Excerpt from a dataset
## Start
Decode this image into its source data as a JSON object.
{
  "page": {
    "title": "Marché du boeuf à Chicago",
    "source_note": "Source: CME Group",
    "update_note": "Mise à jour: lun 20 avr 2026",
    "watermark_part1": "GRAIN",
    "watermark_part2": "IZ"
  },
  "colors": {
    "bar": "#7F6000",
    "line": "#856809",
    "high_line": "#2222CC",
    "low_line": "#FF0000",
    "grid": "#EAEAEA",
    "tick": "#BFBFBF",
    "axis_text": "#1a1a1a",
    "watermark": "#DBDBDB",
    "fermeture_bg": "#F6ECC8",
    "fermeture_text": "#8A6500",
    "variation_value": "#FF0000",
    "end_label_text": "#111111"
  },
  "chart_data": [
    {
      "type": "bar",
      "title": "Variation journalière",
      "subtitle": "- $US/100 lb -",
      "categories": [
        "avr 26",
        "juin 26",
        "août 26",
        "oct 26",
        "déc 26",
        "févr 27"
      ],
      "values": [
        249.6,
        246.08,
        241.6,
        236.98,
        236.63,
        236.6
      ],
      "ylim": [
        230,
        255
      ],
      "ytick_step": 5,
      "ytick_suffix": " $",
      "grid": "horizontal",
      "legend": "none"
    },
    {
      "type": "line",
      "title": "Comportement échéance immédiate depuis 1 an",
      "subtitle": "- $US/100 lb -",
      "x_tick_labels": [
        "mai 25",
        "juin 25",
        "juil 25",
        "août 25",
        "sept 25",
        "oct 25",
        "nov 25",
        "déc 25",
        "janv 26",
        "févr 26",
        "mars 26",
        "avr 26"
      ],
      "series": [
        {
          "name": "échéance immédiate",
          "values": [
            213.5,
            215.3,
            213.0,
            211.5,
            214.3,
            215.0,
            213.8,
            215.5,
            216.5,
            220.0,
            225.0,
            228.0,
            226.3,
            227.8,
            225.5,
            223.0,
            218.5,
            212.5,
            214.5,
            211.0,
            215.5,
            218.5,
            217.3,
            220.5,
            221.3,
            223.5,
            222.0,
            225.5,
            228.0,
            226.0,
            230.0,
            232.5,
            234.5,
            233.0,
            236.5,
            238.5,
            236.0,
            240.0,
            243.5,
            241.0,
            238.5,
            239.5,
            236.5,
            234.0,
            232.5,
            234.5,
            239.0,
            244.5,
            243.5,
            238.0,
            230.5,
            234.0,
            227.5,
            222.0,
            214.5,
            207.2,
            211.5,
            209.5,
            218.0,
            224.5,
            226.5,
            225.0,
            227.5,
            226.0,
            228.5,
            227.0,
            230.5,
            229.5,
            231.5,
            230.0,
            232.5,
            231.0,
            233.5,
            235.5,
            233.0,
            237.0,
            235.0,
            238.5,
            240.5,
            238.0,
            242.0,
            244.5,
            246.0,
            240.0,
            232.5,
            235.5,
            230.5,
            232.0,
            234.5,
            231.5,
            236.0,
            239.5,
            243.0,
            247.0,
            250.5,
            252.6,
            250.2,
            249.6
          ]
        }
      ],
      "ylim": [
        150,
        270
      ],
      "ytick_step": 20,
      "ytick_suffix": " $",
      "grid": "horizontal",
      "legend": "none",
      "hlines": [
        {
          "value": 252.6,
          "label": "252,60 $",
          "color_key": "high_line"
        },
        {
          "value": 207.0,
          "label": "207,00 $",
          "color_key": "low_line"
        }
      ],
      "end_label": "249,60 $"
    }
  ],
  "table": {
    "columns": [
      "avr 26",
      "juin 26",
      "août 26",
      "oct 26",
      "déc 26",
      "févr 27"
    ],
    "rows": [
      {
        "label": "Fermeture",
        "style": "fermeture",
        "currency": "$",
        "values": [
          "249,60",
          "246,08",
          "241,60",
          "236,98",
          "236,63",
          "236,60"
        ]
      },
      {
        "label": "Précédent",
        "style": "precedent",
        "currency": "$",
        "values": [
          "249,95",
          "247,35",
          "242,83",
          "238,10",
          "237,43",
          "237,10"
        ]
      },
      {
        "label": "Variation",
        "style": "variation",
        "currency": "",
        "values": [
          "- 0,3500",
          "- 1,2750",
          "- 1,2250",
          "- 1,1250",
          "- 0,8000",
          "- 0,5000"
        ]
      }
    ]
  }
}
## End
## Start
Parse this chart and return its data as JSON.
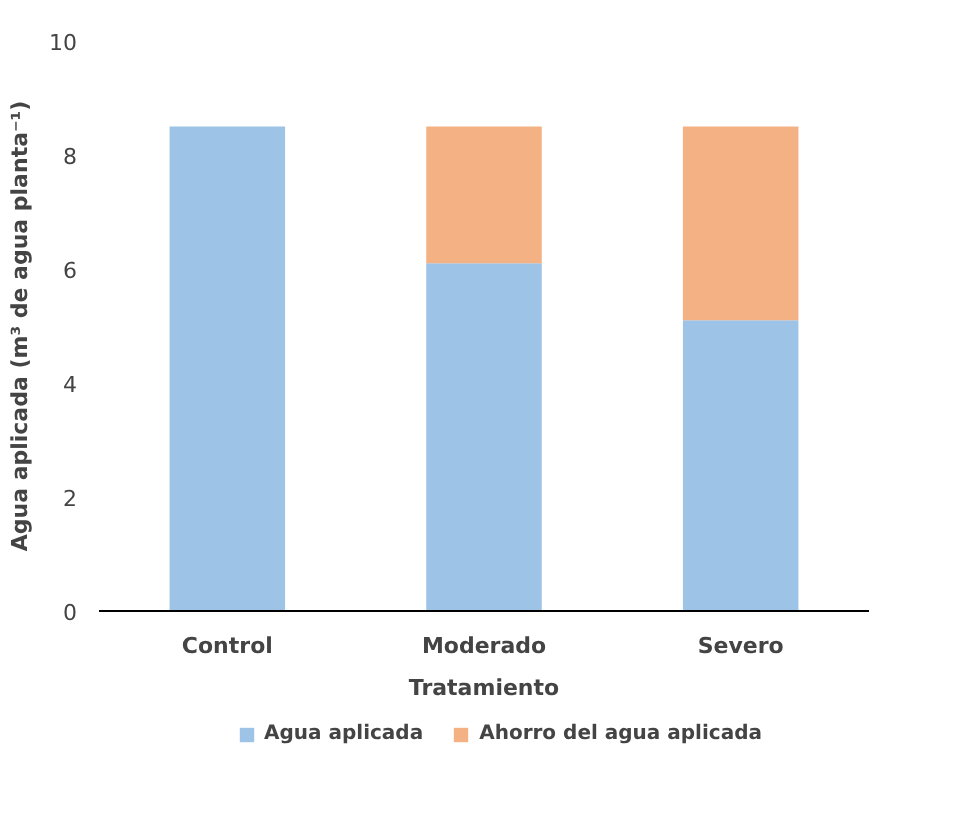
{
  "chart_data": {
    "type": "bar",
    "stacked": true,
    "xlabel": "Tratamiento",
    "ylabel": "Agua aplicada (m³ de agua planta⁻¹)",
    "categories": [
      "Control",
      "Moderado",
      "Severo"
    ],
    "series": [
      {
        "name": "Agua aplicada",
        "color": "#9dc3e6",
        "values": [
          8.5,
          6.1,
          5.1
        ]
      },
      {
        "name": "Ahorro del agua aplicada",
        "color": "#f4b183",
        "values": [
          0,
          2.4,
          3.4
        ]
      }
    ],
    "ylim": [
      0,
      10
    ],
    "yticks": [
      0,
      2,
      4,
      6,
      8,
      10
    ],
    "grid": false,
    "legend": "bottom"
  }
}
## End
### STATED TASK:
Copy every line of the listing containing the string "échéance".

### THE REPLY:
      "title": "Comportement échéance immédiate depuis 1 an",
          "name": "échéance immédiate",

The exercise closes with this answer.